▶ [Prompt]:
Extract the text of each entry below exactly, leaving every image behind.

======== Material for the task

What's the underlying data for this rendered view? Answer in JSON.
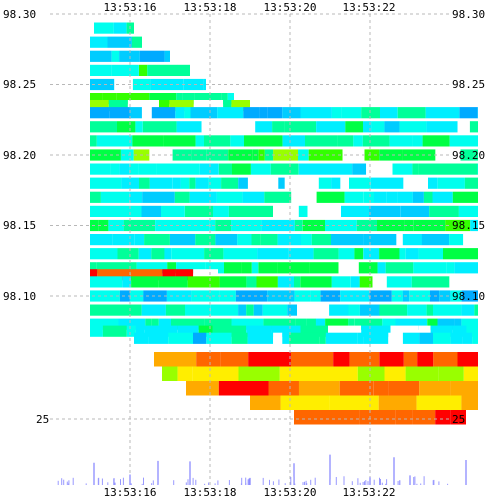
{
  "chart_data": {
    "type": "heatmap",
    "title": "",
    "xlabel": "",
    "ylabel": "",
    "x_ticks": [
      "13:53:16",
      "13:53:18",
      "13:53:20",
      "13:53:22"
    ],
    "y_ticks": [
      "98.30",
      "98.25",
      "98.20",
      "98.15",
      "98.10"
    ],
    "size_panel_tick": "25",
    "x_range_seconds_after_13_53_14": [
      0,
      10
    ],
    "y_range": [
      98.07,
      98.3
    ],
    "grid": true,
    "color_scale": "blue-cyan-green-yellow-red (low to high volume)",
    "heatmap_bands": [
      {
        "price": 98.29,
        "from": "13:53:15.1",
        "to": "13:53:16.1",
        "level": 0.38
      },
      {
        "price": 98.28,
        "from": "13:53:15.0",
        "to": "13:53:16.3",
        "level": 0.42
      },
      {
        "price": 98.27,
        "from": "13:53:15.0",
        "to": "13:53:17.0",
        "level": 0.3
      },
      {
        "price": 98.26,
        "from": "13:53:15.0",
        "to": "13:53:17.5",
        "level": 0.5
      },
      {
        "price": 98.25,
        "from": "13:53:15.0",
        "to": "13:53:17.9",
        "level": 0.4
      },
      {
        "price": 98.24,
        "from": "13:53:15.0",
        "to": "13:53:18.6",
        "level": 0.55
      },
      {
        "price": 98.235,
        "from": "13:53:15.0",
        "to": "13:53:19.0",
        "level": 0.6
      },
      {
        "price": 98.23,
        "from": "13:53:15.0",
        "to": "13:53:24.7",
        "level": 0.35
      },
      {
        "price": 98.22,
        "from": "13:53:15.0",
        "to": "13:53:24.7",
        "level": 0.45
      },
      {
        "price": 98.21,
        "from": "13:53:15.0",
        "to": "13:53:24.7",
        "level": 0.48
      },
      {
        "price": 98.2,
        "from": "13:53:15.0",
        "to": "13:53:24.7",
        "level": 0.58
      },
      {
        "price": 98.19,
        "from": "13:53:15.0",
        "to": "13:53:24.7",
        "level": 0.45
      },
      {
        "price": 98.18,
        "from": "13:53:15.0",
        "to": "13:53:24.7",
        "level": 0.4
      },
      {
        "price": 98.17,
        "from": "13:53:15.0",
        "to": "13:53:24.7",
        "level": 0.44
      },
      {
        "price": 98.16,
        "from": "13:53:15.0",
        "to": "13:53:24.7",
        "level": 0.42
      },
      {
        "price": 98.15,
        "from": "13:53:15.0",
        "to": "13:53:24.7",
        "level": 0.5
      },
      {
        "price": 98.14,
        "from": "13:53:15.0",
        "to": "13:53:24.7",
        "level": 0.4
      },
      {
        "price": 98.13,
        "from": "13:53:15.0",
        "to": "13:53:24.7",
        "level": 0.45
      },
      {
        "price": 98.12,
        "from": "13:53:15.0",
        "to": "13:53:24.7",
        "level": 0.48
      },
      {
        "price": 98.115,
        "from": "13:53:15.0",
        "to": "13:53:18.2",
        "level": 0.95
      },
      {
        "price": 98.11,
        "from": "13:53:15.0",
        "to": "13:53:24.7",
        "level": 0.5
      },
      {
        "price": 98.1,
        "from": "13:53:15.0",
        "to": "13:53:24.7",
        "level": 0.32
      },
      {
        "price": 98.09,
        "from": "13:53:15.0",
        "to": "13:53:24.7",
        "level": 0.4
      },
      {
        "price": 98.08,
        "from": "13:53:15.0",
        "to": "13:53:24.7",
        "level": 0.44
      },
      {
        "price": 98.075,
        "from": "13:53:15.0",
        "to": "13:53:24.7",
        "level": 0.46
      },
      {
        "price": 98.07,
        "from": "13:53:16.1",
        "to": "13:53:24.7",
        "level": 0.38
      }
    ],
    "lower_bands": [
      {
        "from": "13:53:16.6",
        "to": "13:53:24.7",
        "level": 0.95
      },
      {
        "from": "13:53:16.8",
        "to": "13:53:24.7",
        "level": 0.78
      },
      {
        "from": "13:53:17.4",
        "to": "13:53:24.7",
        "level": 0.92
      },
      {
        "from": "13:53:19.0",
        "to": "13:53:24.7",
        "level": 0.82
      },
      {
        "from": "13:53:20.1",
        "to": "13:53:24.4",
        "level": 0.98
      }
    ],
    "volume_spike_times": [
      "13:53:15.1",
      "13:53:15.6",
      "13:53:16.0",
      "13:53:16.7",
      "13:53:17.5",
      "13:53:19.0",
      "13:53:20.1",
      "13:53:21.0",
      "13:53:22.0",
      "13:53:22.6",
      "13:53:23.0",
      "13:53:24.4"
    ]
  }
}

================

▶ [Written solution]:
What's the underlying data for this rendered view? Answer in JSON.
{
  "chart_data": {
    "type": "heatmap",
    "title": "",
    "xlabel": "",
    "ylabel": "",
    "x_ticks": [
      "13:53:16",
      "13:53:18",
      "13:53:20",
      "13:53:22"
    ],
    "y_ticks": [
      "98.30",
      "98.25",
      "98.20",
      "98.15",
      "98.10"
    ],
    "size_panel_tick": "25",
    "x_range_seconds_after_13_53_14": [
      0,
      10
    ],
    "y_range": [
      98.07,
      98.3
    ],
    "grid": true,
    "color_scale": "blue-cyan-green-yellow-red (low to high volume)",
    "heatmap_bands": [
      {
        "price": 98.29,
        "from": "13:53:15.1",
        "to": "13:53:16.1",
        "level": 0.38
      },
      {
        "price": 98.28,
        "from": "13:53:15.0",
        "to": "13:53:16.3",
        "level": 0.42
      },
      {
        "price": 98.27,
        "from": "13:53:15.0",
        "to": "13:53:17.0",
        "level": 0.3
      },
      {
        "price": 98.26,
        "from": "13:53:15.0",
        "to": "13:53:17.5",
        "level": 0.5
      },
      {
        "price": 98.25,
        "from": "13:53:15.0",
        "to": "13:53:17.9",
        "level": 0.4
      },
      {
        "price": 98.24,
        "from": "13:53:15.0",
        "to": "13:53:18.6",
        "level": 0.55
      },
      {
        "price": 98.235,
        "from": "13:53:15.0",
        "to": "13:53:19.0",
        "level": 0.6
      },
      {
        "price": 98.23,
        "from": "13:53:15.0",
        "to": "13:53:24.7",
        "level": 0.35
      },
      {
        "price": 98.22,
        "from": "13:53:15.0",
        "to": "13:53:24.7",
        "level": 0.45
      },
      {
        "price": 98.21,
        "from": "13:53:15.0",
        "to": "13:53:24.7",
        "level": 0.48
      },
      {
        "price": 98.2,
        "from": "13:53:15.0",
        "to": "13:53:24.7",
        "level": 0.58
      },
      {
        "price": 98.19,
        "from": "13:53:15.0",
        "to": "13:53:24.7",
        "level": 0.45
      },
      {
        "price": 98.18,
        "from": "13:53:15.0",
        "to": "13:53:24.7",
        "level": 0.4
      },
      {
        "price": 98.17,
        "from": "13:53:15.0",
        "to": "13:53:24.7",
        "level": 0.44
      },
      {
        "price": 98.16,
        "from": "13:53:15.0",
        "to": "13:53:24.7",
        "level": 0.42
      },
      {
        "price": 98.15,
        "from": "13:53:15.0",
        "to": "13:53:24.7",
        "level": 0.5
      },
      {
        "price": 98.14,
        "from": "13:53:15.0",
        "to": "13:53:24.7",
        "level": 0.4
      },
      {
        "price": 98.13,
        "from": "13:53:15.0",
        "to": "13:53:24.7",
        "level": 0.45
      },
      {
        "price": 98.12,
        "from": "13:53:15.0",
        "to": "13:53:24.7",
        "level": 0.48
      },
      {
        "price": 98.115,
        "from": "13:53:15.0",
        "to": "13:53:18.2",
        "level": 0.95
      },
      {
        "price": 98.11,
        "from": "13:53:15.0",
        "to": "13:53:24.7",
        "level": 0.5
      },
      {
        "price": 98.1,
        "from": "13:53:15.0",
        "to": "13:53:24.7",
        "level": 0.32
      },
      {
        "price": 98.09,
        "from": "13:53:15.0",
        "to": "13:53:24.7",
        "level": 0.4
      },
      {
        "price": 98.08,
        "from": "13:53:15.0",
        "to": "13:53:24.7",
        "level": 0.44
      },
      {
        "price": 98.075,
        "from": "13:53:15.0",
        "to": "13:53:24.7",
        "level": 0.46
      },
      {
        "price": 98.07,
        "from": "13:53:16.1",
        "to": "13:53:24.7",
        "level": 0.38
      }
    ],
    "lower_bands": [
      {
        "from": "13:53:16.6",
        "to": "13:53:24.7",
        "level": 0.95
      },
      {
        "from": "13:53:16.8",
        "to": "13:53:24.7",
        "level": 0.78
      },
      {
        "from": "13:53:17.4",
        "to": "13:53:24.7",
        "level": 0.92
      },
      {
        "from": "13:53:19.0",
        "to": "13:53:24.7",
        "level": 0.82
      },
      {
        "from": "13:53:20.1",
        "to": "13:53:24.4",
        "level": 0.98
      }
    ],
    "volume_spike_times": [
      "13:53:15.1",
      "13:53:15.6",
      "13:53:16.0",
      "13:53:16.7",
      "13:53:17.5",
      "13:53:19.0",
      "13:53:20.1",
      "13:53:21.0",
      "13:53:22.0",
      "13:53:22.6",
      "13:53:23.0",
      "13:53:24.4"
    ]
  }
}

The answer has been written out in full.